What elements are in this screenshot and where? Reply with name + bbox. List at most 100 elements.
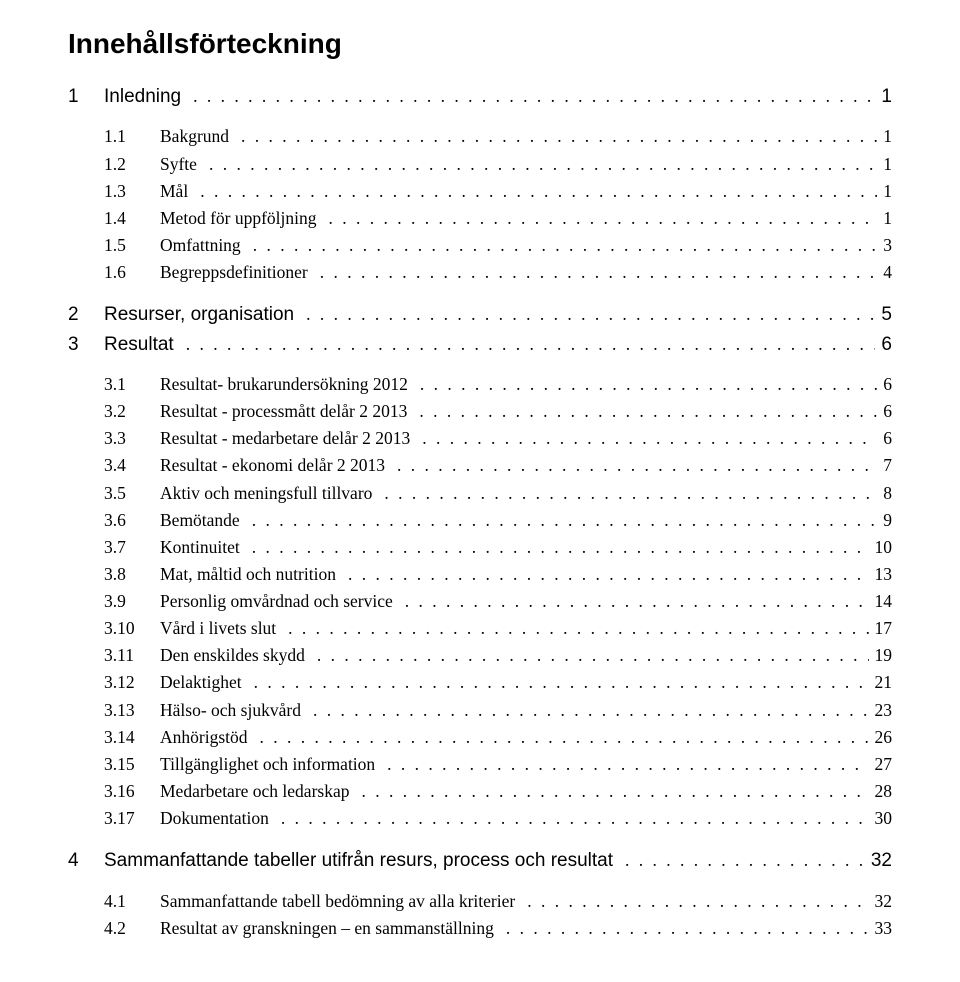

══════════

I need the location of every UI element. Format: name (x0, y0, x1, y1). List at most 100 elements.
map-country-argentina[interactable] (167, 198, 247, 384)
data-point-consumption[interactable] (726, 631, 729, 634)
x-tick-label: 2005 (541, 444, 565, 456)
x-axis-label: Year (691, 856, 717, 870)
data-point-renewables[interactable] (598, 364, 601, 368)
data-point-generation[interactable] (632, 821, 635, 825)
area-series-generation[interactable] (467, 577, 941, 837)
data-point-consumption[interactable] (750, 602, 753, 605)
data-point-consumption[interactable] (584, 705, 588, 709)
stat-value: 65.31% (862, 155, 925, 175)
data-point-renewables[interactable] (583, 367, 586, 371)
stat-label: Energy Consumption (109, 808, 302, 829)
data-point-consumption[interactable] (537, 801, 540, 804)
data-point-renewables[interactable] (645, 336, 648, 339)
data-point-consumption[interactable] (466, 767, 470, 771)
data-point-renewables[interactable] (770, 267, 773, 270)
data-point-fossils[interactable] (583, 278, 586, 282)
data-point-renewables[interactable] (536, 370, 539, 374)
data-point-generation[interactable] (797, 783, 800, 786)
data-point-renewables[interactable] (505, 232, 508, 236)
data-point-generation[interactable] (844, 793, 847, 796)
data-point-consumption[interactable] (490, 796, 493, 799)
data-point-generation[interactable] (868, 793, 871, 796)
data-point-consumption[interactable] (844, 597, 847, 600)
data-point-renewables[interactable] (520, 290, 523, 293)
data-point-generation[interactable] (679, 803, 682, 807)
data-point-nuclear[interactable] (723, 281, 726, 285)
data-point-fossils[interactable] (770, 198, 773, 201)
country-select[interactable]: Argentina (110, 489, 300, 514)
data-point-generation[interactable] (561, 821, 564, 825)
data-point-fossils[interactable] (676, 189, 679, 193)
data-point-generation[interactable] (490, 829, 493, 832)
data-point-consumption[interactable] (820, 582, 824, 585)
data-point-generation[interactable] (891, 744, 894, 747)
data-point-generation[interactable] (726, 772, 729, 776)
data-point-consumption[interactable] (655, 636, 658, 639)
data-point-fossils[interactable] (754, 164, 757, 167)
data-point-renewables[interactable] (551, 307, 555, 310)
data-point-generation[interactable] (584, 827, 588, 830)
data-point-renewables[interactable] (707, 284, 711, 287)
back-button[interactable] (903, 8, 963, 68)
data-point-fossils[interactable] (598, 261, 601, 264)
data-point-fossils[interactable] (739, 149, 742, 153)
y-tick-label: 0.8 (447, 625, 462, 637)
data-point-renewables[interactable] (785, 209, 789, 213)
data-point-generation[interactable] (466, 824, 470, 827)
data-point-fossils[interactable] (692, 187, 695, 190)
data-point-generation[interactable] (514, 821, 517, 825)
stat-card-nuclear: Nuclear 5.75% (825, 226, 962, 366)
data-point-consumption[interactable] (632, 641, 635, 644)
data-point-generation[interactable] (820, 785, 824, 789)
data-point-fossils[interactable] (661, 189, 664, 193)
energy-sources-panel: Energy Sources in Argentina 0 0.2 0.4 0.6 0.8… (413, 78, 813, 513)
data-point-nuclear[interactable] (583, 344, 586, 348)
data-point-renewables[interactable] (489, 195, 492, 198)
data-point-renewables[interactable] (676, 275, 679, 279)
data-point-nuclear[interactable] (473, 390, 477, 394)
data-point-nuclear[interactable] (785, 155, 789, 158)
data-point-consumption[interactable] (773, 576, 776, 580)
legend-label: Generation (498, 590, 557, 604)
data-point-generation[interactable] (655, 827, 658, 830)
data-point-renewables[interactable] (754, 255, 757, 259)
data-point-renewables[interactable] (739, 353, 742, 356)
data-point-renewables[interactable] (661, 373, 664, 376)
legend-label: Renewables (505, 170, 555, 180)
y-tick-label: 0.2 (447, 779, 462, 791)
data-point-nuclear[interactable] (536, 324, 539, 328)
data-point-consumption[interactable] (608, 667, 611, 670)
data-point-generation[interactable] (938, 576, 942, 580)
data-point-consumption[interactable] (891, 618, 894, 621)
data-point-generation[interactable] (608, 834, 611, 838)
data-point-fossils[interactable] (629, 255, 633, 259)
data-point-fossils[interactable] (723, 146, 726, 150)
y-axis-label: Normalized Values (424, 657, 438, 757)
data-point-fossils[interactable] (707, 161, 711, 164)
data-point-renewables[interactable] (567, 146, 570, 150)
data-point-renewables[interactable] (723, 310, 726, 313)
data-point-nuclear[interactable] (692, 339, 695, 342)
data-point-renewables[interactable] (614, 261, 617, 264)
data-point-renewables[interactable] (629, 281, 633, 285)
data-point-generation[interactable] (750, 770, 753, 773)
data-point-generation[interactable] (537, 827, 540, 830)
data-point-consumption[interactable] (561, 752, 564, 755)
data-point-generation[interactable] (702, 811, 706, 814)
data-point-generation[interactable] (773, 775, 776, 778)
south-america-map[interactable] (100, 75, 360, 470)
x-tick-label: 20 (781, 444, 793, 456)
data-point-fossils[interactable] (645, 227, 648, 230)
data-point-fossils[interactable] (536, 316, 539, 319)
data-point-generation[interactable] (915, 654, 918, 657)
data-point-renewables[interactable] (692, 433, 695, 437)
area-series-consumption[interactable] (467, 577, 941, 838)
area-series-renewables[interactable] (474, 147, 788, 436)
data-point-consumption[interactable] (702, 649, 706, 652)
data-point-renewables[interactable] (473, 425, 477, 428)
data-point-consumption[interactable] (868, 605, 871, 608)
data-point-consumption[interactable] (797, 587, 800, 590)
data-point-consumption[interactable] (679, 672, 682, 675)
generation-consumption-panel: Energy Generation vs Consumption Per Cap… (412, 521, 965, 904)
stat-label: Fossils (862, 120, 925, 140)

══════════

= WHAT IS REQUIRED =
Please rename "renewables" to "solar" in the rows that begin at the line containing "I need the location" and stop after the line containing "data-point-generation[interactable] (490, 829, 493, 832)". Return only those lines, with nothing else altered.

= WRITTEN ANSWER =
I need the location of every UI element. Format: name (x0, y0, x1, y1). List at most 100 elements.
map-country-argentina[interactable] (167, 198, 247, 384)
data-point-consumption[interactable] (726, 631, 729, 634)
x-tick-label: 2005 (541, 444, 565, 456)
x-axis-label: Year (691, 856, 717, 870)
data-point-solar[interactable] (598, 364, 601, 368)
data-point-generation[interactable] (632, 821, 635, 825)
area-series-generation[interactable] (467, 577, 941, 837)
data-point-consumption[interactable] (750, 602, 753, 605)
data-point-consumption[interactable] (584, 705, 588, 709)
stat-value: 65.31% (862, 155, 925, 175)
data-point-solar[interactable] (583, 367, 586, 371)
stat-label: Energy Consumption (109, 808, 302, 829)
data-point-consumption[interactable] (537, 801, 540, 804)
data-point-solar[interactable] (645, 336, 648, 339)
data-point-consumption[interactable] (466, 767, 470, 771)
data-point-solar[interactable] (770, 267, 773, 270)
data-point-fossils[interactable] (583, 278, 586, 282)
data-point-solar[interactable] (536, 370, 539, 374)
data-point-generation[interactable] (797, 783, 800, 786)
data-point-solar[interactable] (505, 232, 508, 236)
data-point-generation[interactable] (844, 793, 847, 796)
data-point-consumption[interactable] (490, 796, 493, 799)
data-point-generation[interactable] (868, 793, 871, 796)
data-point-consumption[interactable] (844, 597, 847, 600)
data-point-solar[interactable] (520, 290, 523, 293)
data-point-generation[interactable] (679, 803, 682, 807)
data-point-nuclear[interactable] (723, 281, 726, 285)
data-point-fossils[interactable] (770, 198, 773, 201)
country-select[interactable]: Argentina (110, 489, 300, 514)
data-point-generation[interactable] (561, 821, 564, 825)
data-point-fossils[interactable] (676, 189, 679, 193)
data-point-generation[interactable] (490, 829, 493, 832)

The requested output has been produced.